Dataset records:
• • • • • • •

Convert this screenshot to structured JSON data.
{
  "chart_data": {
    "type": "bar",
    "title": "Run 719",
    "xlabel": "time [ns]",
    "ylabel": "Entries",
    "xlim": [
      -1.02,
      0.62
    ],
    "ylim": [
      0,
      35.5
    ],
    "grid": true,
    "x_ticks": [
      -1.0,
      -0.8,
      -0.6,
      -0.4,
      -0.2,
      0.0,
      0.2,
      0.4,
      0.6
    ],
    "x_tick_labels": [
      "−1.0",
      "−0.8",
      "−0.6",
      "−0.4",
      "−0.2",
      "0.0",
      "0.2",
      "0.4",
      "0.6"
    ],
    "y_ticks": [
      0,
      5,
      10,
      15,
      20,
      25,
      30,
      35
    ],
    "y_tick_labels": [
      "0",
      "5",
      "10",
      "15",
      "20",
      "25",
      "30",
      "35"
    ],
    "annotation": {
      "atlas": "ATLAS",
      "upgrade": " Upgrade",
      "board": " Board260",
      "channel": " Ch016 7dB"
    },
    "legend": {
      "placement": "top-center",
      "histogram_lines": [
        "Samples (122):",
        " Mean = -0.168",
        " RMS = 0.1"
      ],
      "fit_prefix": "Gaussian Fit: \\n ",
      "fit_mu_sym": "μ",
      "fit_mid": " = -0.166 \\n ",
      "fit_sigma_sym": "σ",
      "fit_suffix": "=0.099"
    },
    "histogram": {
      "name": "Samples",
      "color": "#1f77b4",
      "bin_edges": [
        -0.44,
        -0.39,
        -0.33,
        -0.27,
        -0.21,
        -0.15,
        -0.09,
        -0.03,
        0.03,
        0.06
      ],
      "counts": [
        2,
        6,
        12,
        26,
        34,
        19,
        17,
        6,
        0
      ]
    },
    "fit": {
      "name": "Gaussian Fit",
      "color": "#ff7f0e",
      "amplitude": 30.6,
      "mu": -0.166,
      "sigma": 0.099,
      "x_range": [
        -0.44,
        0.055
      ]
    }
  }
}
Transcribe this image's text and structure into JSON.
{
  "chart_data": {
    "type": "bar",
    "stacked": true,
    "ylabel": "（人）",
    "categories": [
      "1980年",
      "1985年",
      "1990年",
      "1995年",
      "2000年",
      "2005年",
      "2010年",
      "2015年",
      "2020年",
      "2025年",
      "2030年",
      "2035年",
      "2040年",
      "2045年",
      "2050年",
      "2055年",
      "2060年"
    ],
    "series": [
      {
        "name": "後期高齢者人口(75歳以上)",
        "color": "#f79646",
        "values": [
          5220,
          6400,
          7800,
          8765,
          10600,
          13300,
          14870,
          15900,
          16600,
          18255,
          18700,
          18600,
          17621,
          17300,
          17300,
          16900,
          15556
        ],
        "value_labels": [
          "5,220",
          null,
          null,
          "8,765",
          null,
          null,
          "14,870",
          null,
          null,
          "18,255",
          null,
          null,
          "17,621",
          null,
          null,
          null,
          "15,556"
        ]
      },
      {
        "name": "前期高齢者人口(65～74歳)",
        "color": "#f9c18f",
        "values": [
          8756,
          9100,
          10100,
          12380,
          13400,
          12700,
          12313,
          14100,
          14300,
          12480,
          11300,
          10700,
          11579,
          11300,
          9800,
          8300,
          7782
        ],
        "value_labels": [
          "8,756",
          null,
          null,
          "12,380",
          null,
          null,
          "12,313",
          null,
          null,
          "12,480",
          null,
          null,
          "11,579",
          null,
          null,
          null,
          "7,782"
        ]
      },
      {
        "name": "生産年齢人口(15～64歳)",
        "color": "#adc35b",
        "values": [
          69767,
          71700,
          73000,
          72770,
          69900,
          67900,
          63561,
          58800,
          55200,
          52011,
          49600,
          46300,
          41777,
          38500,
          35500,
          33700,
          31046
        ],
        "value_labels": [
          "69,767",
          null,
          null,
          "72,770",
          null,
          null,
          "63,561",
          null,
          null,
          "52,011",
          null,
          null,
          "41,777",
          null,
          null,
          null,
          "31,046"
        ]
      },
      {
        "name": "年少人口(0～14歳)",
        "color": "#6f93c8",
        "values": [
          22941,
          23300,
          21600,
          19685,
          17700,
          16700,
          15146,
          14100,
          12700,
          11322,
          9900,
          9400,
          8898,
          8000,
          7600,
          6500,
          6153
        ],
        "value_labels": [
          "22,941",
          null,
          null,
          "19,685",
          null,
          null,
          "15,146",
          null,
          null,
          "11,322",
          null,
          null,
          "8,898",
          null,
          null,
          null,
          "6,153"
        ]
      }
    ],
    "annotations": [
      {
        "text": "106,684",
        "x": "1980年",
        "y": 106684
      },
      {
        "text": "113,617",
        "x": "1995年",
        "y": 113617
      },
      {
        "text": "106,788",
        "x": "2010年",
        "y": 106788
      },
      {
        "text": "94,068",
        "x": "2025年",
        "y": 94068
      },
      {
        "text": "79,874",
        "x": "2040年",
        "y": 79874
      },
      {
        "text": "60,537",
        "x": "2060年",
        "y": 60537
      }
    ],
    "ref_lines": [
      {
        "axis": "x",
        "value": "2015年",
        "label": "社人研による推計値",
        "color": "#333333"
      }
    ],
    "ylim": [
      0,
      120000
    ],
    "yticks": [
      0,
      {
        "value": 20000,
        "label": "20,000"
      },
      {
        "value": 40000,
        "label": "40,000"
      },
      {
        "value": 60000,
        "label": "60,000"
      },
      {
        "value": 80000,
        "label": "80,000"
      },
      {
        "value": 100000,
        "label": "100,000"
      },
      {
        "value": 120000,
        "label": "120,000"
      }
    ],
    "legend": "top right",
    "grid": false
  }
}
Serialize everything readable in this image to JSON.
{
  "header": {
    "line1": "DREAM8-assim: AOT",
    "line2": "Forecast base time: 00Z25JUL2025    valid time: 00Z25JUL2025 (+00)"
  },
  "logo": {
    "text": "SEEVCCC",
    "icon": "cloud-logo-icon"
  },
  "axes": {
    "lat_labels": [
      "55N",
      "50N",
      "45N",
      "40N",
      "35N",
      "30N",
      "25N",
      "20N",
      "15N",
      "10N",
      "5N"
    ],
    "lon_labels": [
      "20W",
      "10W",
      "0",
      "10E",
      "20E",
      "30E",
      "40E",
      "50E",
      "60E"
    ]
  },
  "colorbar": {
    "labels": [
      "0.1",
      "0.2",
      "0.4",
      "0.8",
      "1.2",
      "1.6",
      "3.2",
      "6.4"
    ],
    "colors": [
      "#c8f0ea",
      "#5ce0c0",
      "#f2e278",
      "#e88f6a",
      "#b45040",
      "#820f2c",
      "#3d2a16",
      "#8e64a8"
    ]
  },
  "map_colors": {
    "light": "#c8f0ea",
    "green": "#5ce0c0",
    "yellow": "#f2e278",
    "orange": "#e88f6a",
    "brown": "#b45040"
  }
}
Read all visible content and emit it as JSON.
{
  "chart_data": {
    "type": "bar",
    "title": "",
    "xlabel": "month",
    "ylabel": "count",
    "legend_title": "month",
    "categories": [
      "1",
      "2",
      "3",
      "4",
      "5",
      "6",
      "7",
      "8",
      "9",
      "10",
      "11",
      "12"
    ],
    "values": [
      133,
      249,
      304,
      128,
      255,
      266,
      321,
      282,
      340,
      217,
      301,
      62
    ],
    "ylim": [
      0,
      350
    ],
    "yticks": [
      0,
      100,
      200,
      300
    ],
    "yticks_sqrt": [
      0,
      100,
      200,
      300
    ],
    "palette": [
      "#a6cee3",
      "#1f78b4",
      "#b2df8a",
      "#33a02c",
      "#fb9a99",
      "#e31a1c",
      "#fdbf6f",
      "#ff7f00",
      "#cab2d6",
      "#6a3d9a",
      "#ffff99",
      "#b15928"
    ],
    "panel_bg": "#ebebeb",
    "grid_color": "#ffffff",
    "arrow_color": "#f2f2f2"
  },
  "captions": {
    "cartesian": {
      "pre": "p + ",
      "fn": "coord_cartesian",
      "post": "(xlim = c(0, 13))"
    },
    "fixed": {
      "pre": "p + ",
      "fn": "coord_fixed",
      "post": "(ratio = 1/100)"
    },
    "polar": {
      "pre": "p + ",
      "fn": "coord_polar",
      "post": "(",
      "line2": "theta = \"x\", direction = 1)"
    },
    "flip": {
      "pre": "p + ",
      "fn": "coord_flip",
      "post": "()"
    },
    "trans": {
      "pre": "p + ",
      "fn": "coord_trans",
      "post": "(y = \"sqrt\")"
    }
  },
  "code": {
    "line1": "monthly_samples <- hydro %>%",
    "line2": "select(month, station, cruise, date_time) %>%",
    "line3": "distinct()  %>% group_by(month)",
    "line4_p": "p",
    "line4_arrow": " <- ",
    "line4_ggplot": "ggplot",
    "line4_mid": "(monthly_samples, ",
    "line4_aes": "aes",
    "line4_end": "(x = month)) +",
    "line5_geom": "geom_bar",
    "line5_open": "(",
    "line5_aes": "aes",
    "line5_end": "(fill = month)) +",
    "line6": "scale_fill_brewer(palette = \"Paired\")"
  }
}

• • • • • • •

**Aim:** Give the number of lines that carry the word "text", with nothing added.

**Finished exercise:** 8